TASK DETAILS => Could you repeat the records below exactly, leaving out any pictures?
RECORDS PROVIDED start
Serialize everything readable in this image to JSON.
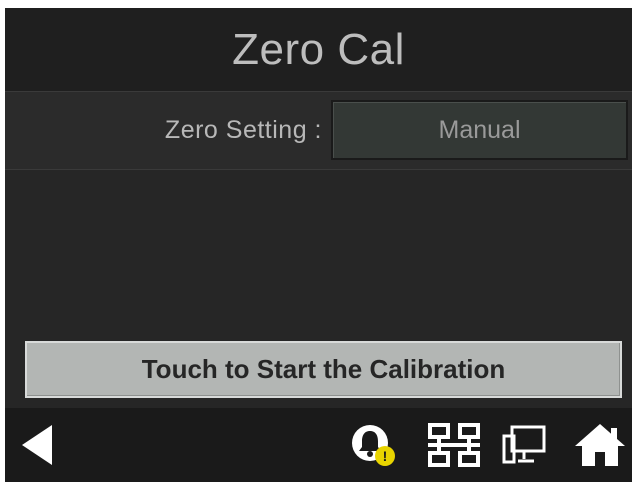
{
  "header": {
    "title": "Zero Cal"
  },
  "zero_setting": {
    "label": "Zero Setting :",
    "value": "Manual"
  },
  "actions": {
    "start_label": "Touch to Start the Calibration"
  },
  "footer": {
    "icons": [
      "back-icon",
      "alarm-bell-icon",
      "network-icon",
      "display-icon",
      "home-icon"
    ],
    "alarm_badge": "!"
  },
  "colors": {
    "background": "#262626",
    "header": "#1f1f1f",
    "footer": "#1a1a1a",
    "button": "#b3b6b4",
    "value_box": "#333835",
    "badge": "#e8d400"
  }
}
RECORDS PROVIDED end
REPLY TO THE TASK =>
Serialize everything readable in this image to JSON.
{
  "header": {
    "title": "Zero Cal"
  },
  "zero_setting": {
    "label": "Zero Setting :",
    "value": "Manual"
  },
  "actions": {
    "start_label": "Touch to Start the Calibration"
  },
  "footer": {
    "icons": [
      "back-icon",
      "alarm-bell-icon",
      "network-icon",
      "display-icon",
      "home-icon"
    ],
    "alarm_badge": "!"
  },
  "colors": {
    "background": "#262626",
    "header": "#1f1f1f",
    "footer": "#1a1a1a",
    "button": "#b3b6b4",
    "value_box": "#333835",
    "badge": "#e8d400"
  }
}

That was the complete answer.